#### Gestellte Aufgabe 1
Gib den Abschnitt des Lesetexts zwischen "Wir leben im" und "wie Bilder betrachtet.", beide Stellen eingeschlossen, unverändert wieder.
#### Gestellte Aufgabe 2
Stimmen diese Aussagen mit dem Lesetext überein? Beantworte jede mit Ja oder Nein und belege es mit den entscheidenden Worten des Textes als wörtliches Zitat: (a) Richard Rorty rief Mitte der 90er Jahre den pictorial turn aus. (b) Barthes' Essay zur Fotografie trägt den Titel "Die helle Kammer". (c) Die Fotografie, die Barthes betrachtet, zeigt seine Mutter als junge Frau.

*** Lesetext ***

Wir leben im visuellen Zeitalter, Bilder prägen unser Weltbild und entzweien die Gemüter, vom Nahostkonflikt über den US-Wahlkampf bis zum Karikaturenstreit. Nachdem der amerikanische Denker Richard Rorty Ende der 60er Jahre den linguistic turn ausgerufen und in der Philosophie des 20. Jahrhunderts eine sprachkritische Wende ausgemacht hatte, die in den gesamten Geisteswissenschaften dazu führte, soziale, kulturelle und psychische Sachverhalte zu lesen wie einen Text, rief W. J. T. Mitchell Mitte der 90er Jahre den pictorial turn aus. Wurden vorher Bilder wie Texte gelesen, wurden nun Texte wie Bilder betrachtet.

Mitchells Thesen haben bis heute Gültigkeit, etwa wenn er sagt, dass der Terroranschlag am 11. September auf das New Yorker World Trade Center ein Symbol der westlichen Welt vernichtete, um zugleich ein neues Symbol zu schaffen: "Der Ikonoklasmus wurde in diesem Fall selbst zu einer Ikone, einem Bild des Grauens, das sich ins Gedächtnis der ganzen Welt einbrannte."

Als eine der Referenzschriften von Mitchell kann Roland Barthes' Essay zur Fotografie "Die helle Kammer" angesehen werden. So geistvoll und anrührend zugleich Barthes die Welt in Texte zu verwandeln wusste, am Ende seines Lebens setzte er sich in diesem schönen kleinen Buch mit dem Sehen auseinander. Beim Anblick einer Fotografie, die seine verstorbene Mutter als kleines Mädchen zeigt, fühlt er eine sprachlos machende Verwundung. Dieser für Barthes ungewöhnliche Text handelt von dem, was der Tod im Leben anrichtet, wenn er eben nicht "Text" ist.

*** Bereitgestellte Daten ***

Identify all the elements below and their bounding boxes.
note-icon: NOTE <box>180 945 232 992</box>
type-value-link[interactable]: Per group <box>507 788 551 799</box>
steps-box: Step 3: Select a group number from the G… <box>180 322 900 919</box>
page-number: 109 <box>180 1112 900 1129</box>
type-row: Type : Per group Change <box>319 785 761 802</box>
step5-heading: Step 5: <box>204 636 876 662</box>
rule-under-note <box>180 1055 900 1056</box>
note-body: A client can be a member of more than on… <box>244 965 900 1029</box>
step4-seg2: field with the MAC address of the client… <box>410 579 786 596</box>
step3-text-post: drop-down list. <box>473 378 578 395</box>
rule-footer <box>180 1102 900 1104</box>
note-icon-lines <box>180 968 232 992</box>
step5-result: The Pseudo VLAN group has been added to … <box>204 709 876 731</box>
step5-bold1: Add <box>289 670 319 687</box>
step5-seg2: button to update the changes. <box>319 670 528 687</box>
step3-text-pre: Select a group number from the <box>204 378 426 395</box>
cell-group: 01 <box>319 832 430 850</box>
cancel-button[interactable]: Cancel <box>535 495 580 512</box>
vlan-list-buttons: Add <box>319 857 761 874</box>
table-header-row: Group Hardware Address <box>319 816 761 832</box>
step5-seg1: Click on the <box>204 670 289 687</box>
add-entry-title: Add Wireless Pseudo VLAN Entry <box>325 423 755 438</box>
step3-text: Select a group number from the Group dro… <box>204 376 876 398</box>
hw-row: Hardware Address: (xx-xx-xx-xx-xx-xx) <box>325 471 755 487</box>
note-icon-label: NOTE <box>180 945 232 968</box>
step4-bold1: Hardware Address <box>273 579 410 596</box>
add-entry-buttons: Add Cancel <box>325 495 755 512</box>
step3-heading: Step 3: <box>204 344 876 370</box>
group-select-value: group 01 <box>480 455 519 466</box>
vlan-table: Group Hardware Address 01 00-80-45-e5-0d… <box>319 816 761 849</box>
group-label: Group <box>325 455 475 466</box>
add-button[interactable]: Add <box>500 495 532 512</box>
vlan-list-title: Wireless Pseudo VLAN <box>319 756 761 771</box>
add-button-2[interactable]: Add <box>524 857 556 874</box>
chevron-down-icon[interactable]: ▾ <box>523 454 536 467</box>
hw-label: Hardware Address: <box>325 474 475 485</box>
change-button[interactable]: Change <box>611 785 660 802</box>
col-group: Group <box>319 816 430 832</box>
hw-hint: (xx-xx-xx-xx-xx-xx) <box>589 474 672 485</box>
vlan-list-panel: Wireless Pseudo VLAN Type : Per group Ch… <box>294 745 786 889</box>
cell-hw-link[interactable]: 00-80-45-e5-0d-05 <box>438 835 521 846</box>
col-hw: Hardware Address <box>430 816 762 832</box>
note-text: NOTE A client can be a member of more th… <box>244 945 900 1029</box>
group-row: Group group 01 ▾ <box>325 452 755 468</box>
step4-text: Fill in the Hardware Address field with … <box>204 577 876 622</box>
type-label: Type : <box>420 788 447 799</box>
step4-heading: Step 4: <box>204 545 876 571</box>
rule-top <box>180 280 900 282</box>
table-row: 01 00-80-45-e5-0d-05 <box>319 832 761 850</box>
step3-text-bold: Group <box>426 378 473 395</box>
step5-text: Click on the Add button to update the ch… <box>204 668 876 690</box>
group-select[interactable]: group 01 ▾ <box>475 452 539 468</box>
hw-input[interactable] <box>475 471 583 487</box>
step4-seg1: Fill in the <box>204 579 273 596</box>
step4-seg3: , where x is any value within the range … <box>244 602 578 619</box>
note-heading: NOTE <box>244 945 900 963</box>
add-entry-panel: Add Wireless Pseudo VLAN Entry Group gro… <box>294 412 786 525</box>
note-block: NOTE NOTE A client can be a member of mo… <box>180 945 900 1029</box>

***

#### Ausgabe 1
Wir leben im visuellen Zeitalter, Bilder prägen unser Weltbild und entzweien die Gemüter, vom Nahostkonflikt über den US-Wahlkampf bis zum Karikaturenstreit. Nachdem der amerikanische Denker Richard Rorty Ende der 60er Jahre den linguistic turn ausgerufen und in der Philosophie des 20. Jahrhunderts eine sprachkritische Wende ausgemacht hatte, die in den gesamten Geisteswissenschaften dazu führte, soziale, kulturelle und psychische Sachverhalte zu lesen wie einen Text, rief W. J. T. Mitchell Mitte der 90er Jahre den pictorial turn aus. Wurden vorher Bilder wie Texte gelesen, wurden nun Texte wie Bilder betrachtet.

#### Ausgabe 2
(a) Nein: „rief W. J. T. Mitchell Mitte der 90er Jahre den pictorial turn aus“
(b) Ja: „Roland Barthes' Essay zur Fotografie "Die helle Kammer"“
(c) Nein: „die seine verstorbene Mutter als kleines Mädchen zeigt“